## Task statement
Write out every entry exactly as it appears.

════════

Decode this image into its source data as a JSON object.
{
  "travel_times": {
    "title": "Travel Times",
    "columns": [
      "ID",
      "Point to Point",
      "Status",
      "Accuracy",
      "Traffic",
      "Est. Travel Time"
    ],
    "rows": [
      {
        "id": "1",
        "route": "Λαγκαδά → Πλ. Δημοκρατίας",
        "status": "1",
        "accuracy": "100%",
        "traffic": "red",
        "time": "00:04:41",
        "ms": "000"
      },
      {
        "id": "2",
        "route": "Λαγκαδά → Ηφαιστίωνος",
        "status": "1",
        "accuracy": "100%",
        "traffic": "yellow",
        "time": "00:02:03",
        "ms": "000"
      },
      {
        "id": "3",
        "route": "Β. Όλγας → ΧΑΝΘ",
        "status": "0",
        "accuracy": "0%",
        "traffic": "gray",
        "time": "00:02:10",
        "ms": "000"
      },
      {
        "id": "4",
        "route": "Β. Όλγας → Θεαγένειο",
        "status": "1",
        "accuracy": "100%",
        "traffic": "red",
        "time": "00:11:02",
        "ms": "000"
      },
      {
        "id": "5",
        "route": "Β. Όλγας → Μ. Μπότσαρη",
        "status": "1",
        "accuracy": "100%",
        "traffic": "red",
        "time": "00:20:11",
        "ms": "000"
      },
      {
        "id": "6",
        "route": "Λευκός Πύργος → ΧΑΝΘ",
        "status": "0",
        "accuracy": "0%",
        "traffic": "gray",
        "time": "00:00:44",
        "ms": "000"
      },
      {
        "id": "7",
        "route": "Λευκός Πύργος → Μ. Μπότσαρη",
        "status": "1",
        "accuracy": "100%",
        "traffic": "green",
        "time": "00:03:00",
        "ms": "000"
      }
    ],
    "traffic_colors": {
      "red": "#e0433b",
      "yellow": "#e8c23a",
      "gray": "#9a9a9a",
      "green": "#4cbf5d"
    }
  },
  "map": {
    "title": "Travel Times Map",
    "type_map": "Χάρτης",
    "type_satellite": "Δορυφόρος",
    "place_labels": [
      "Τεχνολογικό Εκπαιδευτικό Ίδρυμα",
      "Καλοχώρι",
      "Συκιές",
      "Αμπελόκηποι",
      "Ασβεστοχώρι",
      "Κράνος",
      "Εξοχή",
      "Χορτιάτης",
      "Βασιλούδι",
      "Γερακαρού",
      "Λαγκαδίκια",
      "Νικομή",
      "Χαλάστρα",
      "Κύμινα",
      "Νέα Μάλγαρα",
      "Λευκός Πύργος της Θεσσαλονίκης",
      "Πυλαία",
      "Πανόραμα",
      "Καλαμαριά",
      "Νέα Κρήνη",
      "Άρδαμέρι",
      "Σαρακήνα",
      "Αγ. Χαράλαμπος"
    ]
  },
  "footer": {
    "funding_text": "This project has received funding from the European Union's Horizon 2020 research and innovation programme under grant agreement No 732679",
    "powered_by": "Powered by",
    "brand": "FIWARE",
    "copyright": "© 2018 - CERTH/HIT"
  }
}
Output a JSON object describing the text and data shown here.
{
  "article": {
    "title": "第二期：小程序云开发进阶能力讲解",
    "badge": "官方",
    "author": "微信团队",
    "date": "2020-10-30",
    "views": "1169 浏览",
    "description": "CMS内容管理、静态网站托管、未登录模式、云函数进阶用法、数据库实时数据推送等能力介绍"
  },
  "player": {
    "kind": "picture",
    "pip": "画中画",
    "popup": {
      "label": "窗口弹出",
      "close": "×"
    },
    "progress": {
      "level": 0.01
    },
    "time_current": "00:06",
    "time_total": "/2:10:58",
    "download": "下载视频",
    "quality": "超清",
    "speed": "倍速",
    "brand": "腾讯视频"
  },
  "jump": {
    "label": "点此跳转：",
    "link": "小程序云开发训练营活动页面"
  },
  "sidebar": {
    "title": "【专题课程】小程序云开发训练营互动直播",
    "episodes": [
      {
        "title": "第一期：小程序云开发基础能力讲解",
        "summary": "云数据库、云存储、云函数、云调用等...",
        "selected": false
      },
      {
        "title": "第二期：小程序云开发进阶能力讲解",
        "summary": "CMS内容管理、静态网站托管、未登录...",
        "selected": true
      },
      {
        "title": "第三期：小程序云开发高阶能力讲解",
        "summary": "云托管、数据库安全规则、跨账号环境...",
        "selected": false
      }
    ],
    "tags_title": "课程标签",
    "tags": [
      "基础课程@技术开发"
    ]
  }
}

════════

## Written answer
Decode this image into its source data as a JSON object.
{
  "travel_times": {
    "title": "Travel Times",
    "columns": [
      "ID",
      "Point to Point",
      "Status",
      "Accuracy",
      "Traffic",
      "Est. Travel Time"
    ],
    "rows": [
      {
        "id": "1",
        "route": "Λαγκαδά → Πλ. Δημοκρατίας",
        "status": "1",
        "accuracy": "100%",
        "traffic": "red",
        "time": "00:04:41",
        "ms": "000"
      },
      {
        "id": "2",
        "route": "Λαγκαδά → Ηφαιστίωνος",
        "status": "1",
        "accuracy": "100%",
        "traffic": "yellow",
        "time": "00:02:03",
        "ms": "000"
      },
      {
        "id": "3",
        "route": "Β. Όλγας → ΧΑΝΘ",
        "status": "0",
        "accuracy": "0%",
        "traffic": "gray",
        "time": "00:02:10",
        "ms": "000"
      },
      {
        "id": "4",
        "route": "Β. Όλγας → Θεαγένειο",
        "status": "1",
        "accuracy": "100%",
        "traffic": "red",
        "time": "00:11:02",
        "ms": "000"
      },
      {
        "id": "5",
        "route": "Β. Όλγας → Μ. Μπότσαρη",
        "status": "1",
        "accuracy": "100%",
        "traffic": "red",
        "time": "00:20:11",
        "ms": "000"
      },
      {
        "id": "6",
        "route": "Λευκός Πύργος → ΧΑΝΘ",
        "status": "0",
        "accuracy": "0%",
        "traffic": "gray",
        "time": "00:00:44",
        "ms": "000"
      },
      {
        "id": "7",
        "route": "Λευκός Πύργος → Μ. Μπότσαρη",
        "status": "1",
        "accuracy": "100%",
        "traffic": "green",
        "time": "00:03:00",
        "ms": "000"
      }
    ],
    "traffic_colors": {
      "red": "#e0433b",
      "yellow": "#e8c23a",
      "gray": "#9a9a9a",
      "green": "#4cbf5d"
    }
  },
  "map": {
    "title": "Travel Times Map",
    "type_map": "Χάρτης",
    "type_satellite": "Δορυφόρος",
    "place_labels": [
      "Τεχνολογικό Εκπαιδευτικό Ίδρυμα",
      "Καλοχώρι",
      "Συκιές",
      "Αμπελόκηποι",
      "Ασβεστοχώρι",
      "Κράνος",
      "Εξοχή",
      "Χορτιάτης",
      "Βασιλούδι",
      "Γερακαρού",
      "Λαγκαδίκια",
      "Νικομή",
      "Χαλάστρα",
      "Κύμινα",
      "Νέα Μάλγαρα",
      "Λευκός Πύργος της Θεσσαλονίκης",
      "Πυλαία",
      "Πανόραμα",
      "Καλαμαριά",
      "Νέα Κρήνη",
      "Άρδαμέρι",
      "Σαρακήνα",
      "Αγ. Χαράλαμπος"
    ]
  },
  "footer": {
    "funding_text": "This project has received funding from the European Union's Horizon 2020 research and innovation programme under grant agreement No 732679",
    "powered_by": "Powered by",
    "brand": "FIWARE",
    "copyright": "© 2018 - CERTH/HIT"
  }
}
Output a JSON object describing the text and data shown here.
{
  "article": {
    "title": "第二期：小程序云开发进阶能力讲解",
    "badge": "官方",
    "author": "微信团队",
    "date": "2020-10-30",
    "views": "1169 浏览",
    "description": "CMS内容管理、静态网站托管、未登录模式、云函数进阶用法、数据库实时数据推送等能力介绍"
  },
  "player": {
    "kind": "picture",
    "pip": "画中画",
    "popup": {
      "label": "窗口弹出",
      "close": "×"
    },
    "progress": {
      "level": 0.01
    },
    "time_current": "00:06",
    "time_total": "/2:10:58",
    "download": "下载视频",
    "quality": "超清",
    "speed": "倍速",
    "brand": "腾讯视频"
  },
  "jump": {
    "label": "点此跳转：",
    "link": "小程序云开发训练营活动页面"
  },
  "sidebar": {
    "title": "【专题课程】小程序云开发训练营互动直播",
    "episodes": [
      {
        "title": "第一期：小程序云开发基础能力讲解",
        "summary": "云数据库、云存储、云函数、云调用等...",
        "selected": false
      },
      {
        "title": "第二期：小程序云开发进阶能力讲解",
        "summary": "CMS内容管理、静态网站托管、未登录...",
        "selected": true
      },
      {
        "title": "第三期：小程序云开发高阶能力讲解",
        "summary": "云托管、数据库安全规则、跨账号环境...",
        "selected": false
      }
    ],
    "tags_title": "课程标签",
    "tags": [
      "基础课程@技术开发"
    ]
  }
}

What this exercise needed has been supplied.